__What to work on__:
Using the records that follow, copy every line containing the word "this".

__Given data__:
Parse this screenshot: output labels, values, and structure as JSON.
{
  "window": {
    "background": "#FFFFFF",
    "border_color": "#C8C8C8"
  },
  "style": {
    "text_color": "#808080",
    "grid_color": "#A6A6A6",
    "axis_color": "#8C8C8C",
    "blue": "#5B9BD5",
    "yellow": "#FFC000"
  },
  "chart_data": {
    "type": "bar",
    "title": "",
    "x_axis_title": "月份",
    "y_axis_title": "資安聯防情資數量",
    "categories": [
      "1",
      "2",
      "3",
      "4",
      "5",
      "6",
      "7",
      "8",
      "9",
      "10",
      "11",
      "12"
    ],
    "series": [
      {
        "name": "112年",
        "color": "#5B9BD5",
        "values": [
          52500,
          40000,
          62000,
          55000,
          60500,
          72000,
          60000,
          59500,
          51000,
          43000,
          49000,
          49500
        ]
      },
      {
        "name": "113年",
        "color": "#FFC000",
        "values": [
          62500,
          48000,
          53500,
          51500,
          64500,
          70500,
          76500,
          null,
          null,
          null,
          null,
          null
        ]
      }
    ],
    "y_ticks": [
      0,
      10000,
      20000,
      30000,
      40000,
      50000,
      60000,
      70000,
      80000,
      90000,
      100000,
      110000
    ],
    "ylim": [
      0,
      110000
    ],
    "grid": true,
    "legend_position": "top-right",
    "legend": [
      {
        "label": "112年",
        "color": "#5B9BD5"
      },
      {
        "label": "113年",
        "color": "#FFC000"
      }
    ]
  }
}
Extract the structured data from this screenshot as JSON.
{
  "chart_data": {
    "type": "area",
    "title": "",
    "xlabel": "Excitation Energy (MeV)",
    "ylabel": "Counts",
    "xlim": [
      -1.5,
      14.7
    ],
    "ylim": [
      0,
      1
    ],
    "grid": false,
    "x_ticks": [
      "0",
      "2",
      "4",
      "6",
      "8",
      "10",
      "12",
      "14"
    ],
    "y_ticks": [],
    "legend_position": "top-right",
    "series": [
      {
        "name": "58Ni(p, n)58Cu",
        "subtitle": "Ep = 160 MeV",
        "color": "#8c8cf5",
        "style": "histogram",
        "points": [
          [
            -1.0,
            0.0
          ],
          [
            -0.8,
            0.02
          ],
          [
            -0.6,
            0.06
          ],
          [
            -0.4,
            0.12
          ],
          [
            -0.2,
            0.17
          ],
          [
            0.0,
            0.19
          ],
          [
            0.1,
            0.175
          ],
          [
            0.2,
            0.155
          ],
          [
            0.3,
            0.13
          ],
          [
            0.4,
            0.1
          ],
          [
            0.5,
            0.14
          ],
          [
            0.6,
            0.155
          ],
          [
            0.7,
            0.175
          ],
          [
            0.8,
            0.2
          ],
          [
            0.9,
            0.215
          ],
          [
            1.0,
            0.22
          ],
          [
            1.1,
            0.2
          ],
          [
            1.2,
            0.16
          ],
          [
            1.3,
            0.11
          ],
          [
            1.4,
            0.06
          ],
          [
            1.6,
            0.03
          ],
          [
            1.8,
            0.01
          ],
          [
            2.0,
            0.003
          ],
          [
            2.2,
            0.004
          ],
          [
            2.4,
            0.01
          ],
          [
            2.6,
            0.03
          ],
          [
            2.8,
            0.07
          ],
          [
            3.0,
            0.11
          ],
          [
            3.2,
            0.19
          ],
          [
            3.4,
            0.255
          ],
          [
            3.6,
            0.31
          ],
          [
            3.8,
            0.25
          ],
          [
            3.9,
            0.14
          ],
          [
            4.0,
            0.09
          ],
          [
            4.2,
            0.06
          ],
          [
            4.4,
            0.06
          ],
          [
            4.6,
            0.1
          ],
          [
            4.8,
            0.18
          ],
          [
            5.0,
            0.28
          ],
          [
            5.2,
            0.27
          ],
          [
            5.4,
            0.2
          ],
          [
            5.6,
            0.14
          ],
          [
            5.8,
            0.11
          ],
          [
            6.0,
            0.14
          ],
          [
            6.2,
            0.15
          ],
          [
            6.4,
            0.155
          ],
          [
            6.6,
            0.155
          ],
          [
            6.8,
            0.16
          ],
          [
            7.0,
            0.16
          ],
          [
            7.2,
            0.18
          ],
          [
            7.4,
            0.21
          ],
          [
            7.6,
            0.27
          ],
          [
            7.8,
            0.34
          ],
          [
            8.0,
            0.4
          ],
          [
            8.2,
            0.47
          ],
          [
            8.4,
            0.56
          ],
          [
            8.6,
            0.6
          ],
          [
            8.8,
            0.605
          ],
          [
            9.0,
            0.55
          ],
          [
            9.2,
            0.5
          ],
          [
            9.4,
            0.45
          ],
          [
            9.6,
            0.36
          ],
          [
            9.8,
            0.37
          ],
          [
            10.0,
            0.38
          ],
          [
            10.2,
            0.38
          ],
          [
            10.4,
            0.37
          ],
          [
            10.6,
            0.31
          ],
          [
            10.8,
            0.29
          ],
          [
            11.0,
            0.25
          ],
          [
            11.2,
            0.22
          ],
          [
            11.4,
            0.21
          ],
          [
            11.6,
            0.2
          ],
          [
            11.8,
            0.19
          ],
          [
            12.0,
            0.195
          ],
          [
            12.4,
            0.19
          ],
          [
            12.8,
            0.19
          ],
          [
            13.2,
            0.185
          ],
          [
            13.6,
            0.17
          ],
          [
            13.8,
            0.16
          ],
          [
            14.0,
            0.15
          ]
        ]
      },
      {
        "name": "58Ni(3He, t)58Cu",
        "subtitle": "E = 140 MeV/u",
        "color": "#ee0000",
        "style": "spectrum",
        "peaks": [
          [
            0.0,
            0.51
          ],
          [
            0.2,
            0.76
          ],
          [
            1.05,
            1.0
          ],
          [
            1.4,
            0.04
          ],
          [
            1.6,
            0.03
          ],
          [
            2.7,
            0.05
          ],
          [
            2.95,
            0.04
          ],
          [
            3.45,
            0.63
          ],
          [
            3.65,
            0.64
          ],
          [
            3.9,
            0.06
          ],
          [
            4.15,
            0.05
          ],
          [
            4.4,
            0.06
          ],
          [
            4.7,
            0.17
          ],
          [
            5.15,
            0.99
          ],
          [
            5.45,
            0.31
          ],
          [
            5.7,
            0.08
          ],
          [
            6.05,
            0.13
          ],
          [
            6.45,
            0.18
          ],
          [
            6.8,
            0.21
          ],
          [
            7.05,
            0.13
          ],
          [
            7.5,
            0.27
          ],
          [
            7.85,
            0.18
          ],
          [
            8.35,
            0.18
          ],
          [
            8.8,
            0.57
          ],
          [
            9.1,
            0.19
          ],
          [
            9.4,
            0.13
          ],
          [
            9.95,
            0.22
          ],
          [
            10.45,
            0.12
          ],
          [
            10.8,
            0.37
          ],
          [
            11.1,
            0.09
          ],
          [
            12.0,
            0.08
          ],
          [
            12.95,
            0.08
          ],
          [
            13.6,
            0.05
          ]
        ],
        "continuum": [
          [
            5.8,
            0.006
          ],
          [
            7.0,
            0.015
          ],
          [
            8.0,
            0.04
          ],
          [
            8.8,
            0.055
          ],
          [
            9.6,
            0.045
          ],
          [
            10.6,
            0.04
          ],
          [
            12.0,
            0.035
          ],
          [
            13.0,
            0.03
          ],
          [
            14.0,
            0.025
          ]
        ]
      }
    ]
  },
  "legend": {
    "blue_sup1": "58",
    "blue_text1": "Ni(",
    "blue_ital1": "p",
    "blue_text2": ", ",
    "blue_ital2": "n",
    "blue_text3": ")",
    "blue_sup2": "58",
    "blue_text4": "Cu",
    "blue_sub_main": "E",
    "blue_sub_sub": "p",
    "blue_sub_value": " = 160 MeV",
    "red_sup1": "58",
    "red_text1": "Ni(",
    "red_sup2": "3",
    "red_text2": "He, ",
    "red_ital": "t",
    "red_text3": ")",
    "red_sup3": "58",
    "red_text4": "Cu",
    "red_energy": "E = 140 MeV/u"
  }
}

__Result of the task__:
Parse this screenshot: output labels, values, and structure as JSON.
Extract the structured data from this screenshot as JSON.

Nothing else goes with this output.